Tarefa escrita A:
Responda com base no trecho sobre a pulsão:
(i) O que a mulher do exemplo é viciada em comprar?
(ii) Para que tipo de coisa a pulsão precisa ser dirigida para se manifestar?
(iii) A partir de que a pulsão nasce?

··· Trecho do documento ···

Quando iniciamos o estudo em Psicanálise e começamos a aprofundar nas temáticas, logo conhecemos o famoso termo “pulsão”, que chegou no que Sigmund Freud definiu como Teoria das Pulsões. O conceito de pulsão, seria a de um “representante psíquico das excitações provenientes do interior do corpo e que chegam ao psiquismo” (ZIMERMAN, 1999, P.82). Mas, e na prática? O que é uma pulsão e como ela se difere do instinto? Por que pulsões e instintos não são a mesma coisa?

Entendendo a pulsão

A pulsão, como o próprio nome sugere, é como se fosse um impulso. Uma espécie de força que precisa ser dirigida para um representante – seja ele um afeto ou uma ideia – para se manifestar. Resumindo, ela nos mobiliza para uma direção e busca um representante para a energia se manifestar. Ela advém de um desejo e quer satisfazer esse desejo por meio de um objeto.

Uma mulher viciada em comprar bolsas, por exemplo, mesmo tendo várias bolsas novas em folha no armário. Qual é o desejo que ela busca saciar dentro de si mesma e os realiza por meio da compra excessiva de bolsas novas? Afinal, bolsas são bolsas, servem para carregar coisas. Ter uma ou duas, no máximo, seria mais que suficiente. Essa energia que a faz comprar a bolsa para satisfazer seu desejo inconsciente é a pulsão.

Antes de entendermos o instinto, é importante saber que a pulsão nasce a partir dele, mas se constitui acima dele. Essa demanda que vem do corpo ao psiquismo para saciar os prazeres é a pulsão.

··· Dados da tarefa ···

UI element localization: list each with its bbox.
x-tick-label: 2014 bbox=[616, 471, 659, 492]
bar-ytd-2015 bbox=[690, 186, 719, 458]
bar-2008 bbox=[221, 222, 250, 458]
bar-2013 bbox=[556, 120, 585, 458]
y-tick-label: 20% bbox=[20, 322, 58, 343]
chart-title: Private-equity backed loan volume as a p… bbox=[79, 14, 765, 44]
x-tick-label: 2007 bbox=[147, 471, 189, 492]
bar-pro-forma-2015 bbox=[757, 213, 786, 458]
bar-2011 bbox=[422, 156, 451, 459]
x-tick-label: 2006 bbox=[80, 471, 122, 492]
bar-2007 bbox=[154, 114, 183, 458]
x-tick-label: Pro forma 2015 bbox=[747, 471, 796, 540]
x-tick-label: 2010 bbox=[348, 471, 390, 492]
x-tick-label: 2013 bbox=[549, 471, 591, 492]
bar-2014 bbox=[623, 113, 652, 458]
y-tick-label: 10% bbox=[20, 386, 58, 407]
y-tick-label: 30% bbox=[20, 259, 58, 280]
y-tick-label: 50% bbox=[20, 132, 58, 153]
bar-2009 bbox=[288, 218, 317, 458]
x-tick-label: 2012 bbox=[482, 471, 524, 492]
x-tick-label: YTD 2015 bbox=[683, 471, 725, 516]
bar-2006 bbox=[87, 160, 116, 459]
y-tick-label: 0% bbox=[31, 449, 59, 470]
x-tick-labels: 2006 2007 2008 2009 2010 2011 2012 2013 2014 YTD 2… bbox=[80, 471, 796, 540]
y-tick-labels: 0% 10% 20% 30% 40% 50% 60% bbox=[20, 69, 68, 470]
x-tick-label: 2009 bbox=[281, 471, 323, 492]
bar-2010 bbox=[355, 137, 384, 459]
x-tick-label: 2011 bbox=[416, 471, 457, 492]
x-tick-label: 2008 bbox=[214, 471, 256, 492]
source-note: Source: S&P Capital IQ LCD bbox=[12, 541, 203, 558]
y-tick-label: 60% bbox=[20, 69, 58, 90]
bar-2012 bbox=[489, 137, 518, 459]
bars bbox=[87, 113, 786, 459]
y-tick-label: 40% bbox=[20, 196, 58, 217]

···

Tarefa escrita B:
Reescreva como uma lista JSON de strings as linhas da listagem, uma string por linha e sem as linhas em branco. Comece pela primeira linha da listagem e vá até a linha que contém “x-tick-label: 2012 bbox=[482, 471, 524, 492]”, incluindo as duas.

Resposta completa A:
(i) Bolsas.
(ii) Para um representante, seja ele um afeto ou uma ideia.
(iii) A partir do instinto, embora se constitua acima dele.

Resposta completa B:
[
  "UI element localization: list each with its bbox.",
  "x-tick-label: 2014 bbox=[616, 471, 659, 492]",
  "bar-ytd-2015 bbox=[690, 186, 719, 458]",
  "bar-2008 bbox=[221, 222, 250, 458]",
  "bar-2013 bbox=[556, 120, 585, 458]",
  "y-tick-label: 20% bbox=[20, 322, 58, 343]",
  "chart-title: Private-equity backed loan volume as a p… bbox=[79, 14, 765, 44]",
  "x-tick-label: 2007 bbox=[147, 471, 189, 492]",
  "bar-pro-forma-2015 bbox=[757, 213, 786, 458]",
  "bar-2011 bbox=[422, 156, 451, 459]",
  "x-tick-label: 2006 bbox=[80, 471, 122, 492]",
  "bar-2007 bbox=[154, 114, 183, 458]",
  "x-tick-label: Pro forma 2015 bbox=[747, 471, 796, 540]",
  "x-tick-label: 2010 bbox=[348, 471, 390, 492]",
  "x-tick-label: 2013 bbox=[549, 471, 591, 492]",
  "bar-2014 bbox=[623, 113, 652, 458]",
  "y-tick-label: 10% bbox=[20, 386, 58, 407]",
  "y-tick-label: 30% bbox=[20, 259, 58, 280]",
  "y-tick-label: 50% bbox=[20, 132, 58, 153]",
  "bar-2009 bbox=[288, 218, 317, 458]",
  "x-tick-label: 2012 bbox=[482, 471, 524, 492]"
]